THE REQUEST ▸
Transcribe the records below exactly as they appear.

[Start of MATERIALS PROVIDED]

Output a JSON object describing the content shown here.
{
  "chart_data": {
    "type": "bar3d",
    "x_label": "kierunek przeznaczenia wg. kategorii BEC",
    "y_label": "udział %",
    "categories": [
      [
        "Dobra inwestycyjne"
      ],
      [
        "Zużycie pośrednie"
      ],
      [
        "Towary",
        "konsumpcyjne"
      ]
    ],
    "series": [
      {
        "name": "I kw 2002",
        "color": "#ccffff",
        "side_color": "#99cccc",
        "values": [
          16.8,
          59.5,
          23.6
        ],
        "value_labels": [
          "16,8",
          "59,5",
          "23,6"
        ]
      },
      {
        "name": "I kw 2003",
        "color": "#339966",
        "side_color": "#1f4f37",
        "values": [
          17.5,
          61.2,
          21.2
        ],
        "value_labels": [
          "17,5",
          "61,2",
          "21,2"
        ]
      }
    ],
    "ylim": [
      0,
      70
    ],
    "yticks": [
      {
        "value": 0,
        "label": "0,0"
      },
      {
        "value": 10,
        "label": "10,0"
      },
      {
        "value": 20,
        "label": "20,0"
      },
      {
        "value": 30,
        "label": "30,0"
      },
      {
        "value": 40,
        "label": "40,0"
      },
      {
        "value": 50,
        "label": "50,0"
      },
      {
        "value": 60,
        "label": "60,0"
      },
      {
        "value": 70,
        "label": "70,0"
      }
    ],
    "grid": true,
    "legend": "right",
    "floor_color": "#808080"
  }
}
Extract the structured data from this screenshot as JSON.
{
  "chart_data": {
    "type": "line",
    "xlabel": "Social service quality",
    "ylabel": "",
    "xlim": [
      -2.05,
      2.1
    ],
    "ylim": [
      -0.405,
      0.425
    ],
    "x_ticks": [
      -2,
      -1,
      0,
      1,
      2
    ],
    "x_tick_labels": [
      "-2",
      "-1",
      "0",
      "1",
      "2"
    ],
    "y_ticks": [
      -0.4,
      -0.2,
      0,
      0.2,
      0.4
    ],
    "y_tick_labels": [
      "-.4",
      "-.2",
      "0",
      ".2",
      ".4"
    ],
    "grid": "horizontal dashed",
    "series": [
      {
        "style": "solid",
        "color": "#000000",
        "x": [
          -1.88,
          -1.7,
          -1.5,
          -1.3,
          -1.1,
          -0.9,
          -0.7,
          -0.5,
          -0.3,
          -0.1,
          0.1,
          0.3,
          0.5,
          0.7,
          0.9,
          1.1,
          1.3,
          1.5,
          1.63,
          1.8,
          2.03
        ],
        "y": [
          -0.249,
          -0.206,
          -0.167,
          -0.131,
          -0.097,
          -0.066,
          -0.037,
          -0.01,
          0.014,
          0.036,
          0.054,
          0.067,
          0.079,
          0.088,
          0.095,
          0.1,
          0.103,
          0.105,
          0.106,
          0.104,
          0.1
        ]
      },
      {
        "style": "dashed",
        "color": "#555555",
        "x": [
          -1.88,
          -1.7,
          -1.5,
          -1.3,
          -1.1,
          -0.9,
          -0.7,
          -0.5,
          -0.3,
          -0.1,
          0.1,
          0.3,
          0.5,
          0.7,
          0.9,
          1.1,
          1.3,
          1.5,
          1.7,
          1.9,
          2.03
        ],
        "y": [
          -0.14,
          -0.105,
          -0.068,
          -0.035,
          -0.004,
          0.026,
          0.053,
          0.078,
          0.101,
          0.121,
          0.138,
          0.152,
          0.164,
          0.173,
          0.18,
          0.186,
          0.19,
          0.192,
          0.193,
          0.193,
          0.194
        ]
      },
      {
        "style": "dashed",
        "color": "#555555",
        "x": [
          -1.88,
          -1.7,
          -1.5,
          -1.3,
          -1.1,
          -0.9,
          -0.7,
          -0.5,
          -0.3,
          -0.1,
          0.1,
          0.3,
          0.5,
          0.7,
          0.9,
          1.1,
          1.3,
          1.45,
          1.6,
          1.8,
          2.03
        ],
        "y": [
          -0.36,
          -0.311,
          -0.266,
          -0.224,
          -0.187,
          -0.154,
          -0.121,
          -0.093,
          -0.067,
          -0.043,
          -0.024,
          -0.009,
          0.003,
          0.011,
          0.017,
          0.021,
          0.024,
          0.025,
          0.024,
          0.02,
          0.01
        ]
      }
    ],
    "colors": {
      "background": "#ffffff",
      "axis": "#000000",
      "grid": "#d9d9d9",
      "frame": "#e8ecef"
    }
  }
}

[End of MATERIALS PROVIDED]

FULL OUTPUT ▸
Output a JSON object describing the content shown here.
{
  "chart_data": {
    "type": "bar3d",
    "x_label": "kierunek przeznaczenia wg. kategorii BEC",
    "y_label": "udział %",
    "categories": [
      [
        "Dobra inwestycyjne"
      ],
      [
        "Zużycie pośrednie"
      ],
      [
        "Towary",
        "konsumpcyjne"
      ]
    ],
    "series": [
      {
        "name": "I kw 2002",
        "color": "#ccffff",
        "side_color": "#99cccc",
        "values": [
          16.8,
          59.5,
          23.6
        ],
        "value_labels": [
          "16,8",
          "59,5",
          "23,6"
        ]
      },
      {
        "name": "I kw 2003",
        "color": "#339966",
        "side_color": "#1f4f37",
        "values": [
          17.5,
          61.2,
          21.2
        ],
        "value_labels": [
          "17,5",
          "61,2",
          "21,2"
        ]
      }
    ],
    "ylim": [
      0,
      70
    ],
    "yticks": [
      {
        "value": 0,
        "label": "0,0"
      },
      {
        "value": 10,
        "label": "10,0"
      },
      {
        "value": 20,
        "label": "20,0"
      },
      {
        "value": 30,
        "label": "30,0"
      },
      {
        "value": 40,
        "label": "40,0"
      },
      {
        "value": 50,
        "label": "50,0"
      },
      {
        "value": 60,
        "label": "60,0"
      },
      {
        "value": 70,
        "label": "70,0"
      }
    ],
    "grid": true,
    "legend": "right",
    "floor_color": "#808080"
  }
}
Extract the structured data from this screenshot as JSON.
{
  "chart_data": {
    "type": "line",
    "xlabel": "Social service quality",
    "ylabel": "",
    "xlim": [
      -2.05,
      2.1
    ],
    "ylim": [
      -0.405,
      0.425
    ],
    "x_ticks": [
      -2,
      -1,
      0,
      1,
      2
    ],
    "x_tick_labels": [
      "-2",
      "-1",
      "0",
      "1",
      "2"
    ],
    "y_ticks": [
      -0.4,
      -0.2,
      0,
      0.2,
      0.4
    ],
    "y_tick_labels": [
      "-.4",
      "-.2",
      "0",
      ".2",
      ".4"
    ],
    "grid": "horizontal dashed",
    "series": [
      {
        "style": "solid",
        "color": "#000000",
        "x": [
          -1.88,
          -1.7,
          -1.5,
          -1.3,
          -1.1,
          -0.9,
          -0.7,
          -0.5,
          -0.3,
          -0.1,
          0.1,
          0.3,
          0.5,
          0.7,
          0.9,
          1.1,
          1.3,
          1.5,
          1.63,
          1.8,
          2.03
        ],
        "y": [
          -0.249,
          -0.206,
          -0.167,
          -0.131,
          -0.097,
          -0.066,
          -0.037,
          -0.01,
          0.014,
          0.036,
          0.054,
          0.067,
          0.079,
          0.088,
          0.095,
          0.1,
          0.103,
          0.105,
          0.106,
          0.104,
          0.1
        ]
      },
      {
        "style": "dashed",
        "color": "#555555",
        "x": [
          -1.88,
          -1.7,
          -1.5,
          -1.3,
          -1.1,
          -0.9,
          -0.7,
          -0.5,
          -0.3,
          -0.1,
          0.1,
          0.3,
          0.5,
          0.7,
          0.9,
          1.1,
          1.3,
          1.5,
          1.7,
          1.9,
          2.03
        ],
        "y": [
          -0.14,
          -0.105,
          -0.068,
          -0.035,
          -0.004,
          0.026,
          0.053,
          0.078,
          0.101,
          0.121,
          0.138,
          0.152,
          0.164,
          0.173,
          0.18,
          0.186,
          0.19,
          0.192,
          0.193,
          0.193,
          0.194
        ]
      },
      {
        "style": "dashed",
        "color": "#555555",
        "x": [
          -1.88,
          -1.7,
          -1.5,
          -1.3,
          -1.1,
          -0.9,
          -0.7,
          -0.5,
          -0.3,
          -0.1,
          0.1,
          0.3,
          0.5,
          0.7,
          0.9,
          1.1,
          1.3,
          1.45,
          1.6,
          1.8,
          2.03
        ],
        "y": [
          -0.36,
          -0.311,
          -0.266,
          -0.224,
          -0.187,
          -0.154,
          -0.121,
          -0.093,
          -0.067,
          -0.043,
          -0.024,
          -0.009,
          0.003,
          0.011,
          0.017,
          0.021,
          0.024,
          0.025,
          0.024,
          0.02,
          0.01
        ]
      }
    ],
    "colors": {
      "background": "#ffffff",
      "axis": "#000000",
      "grid": "#d9d9d9",
      "frame": "#e8ecef"
    }
  }
}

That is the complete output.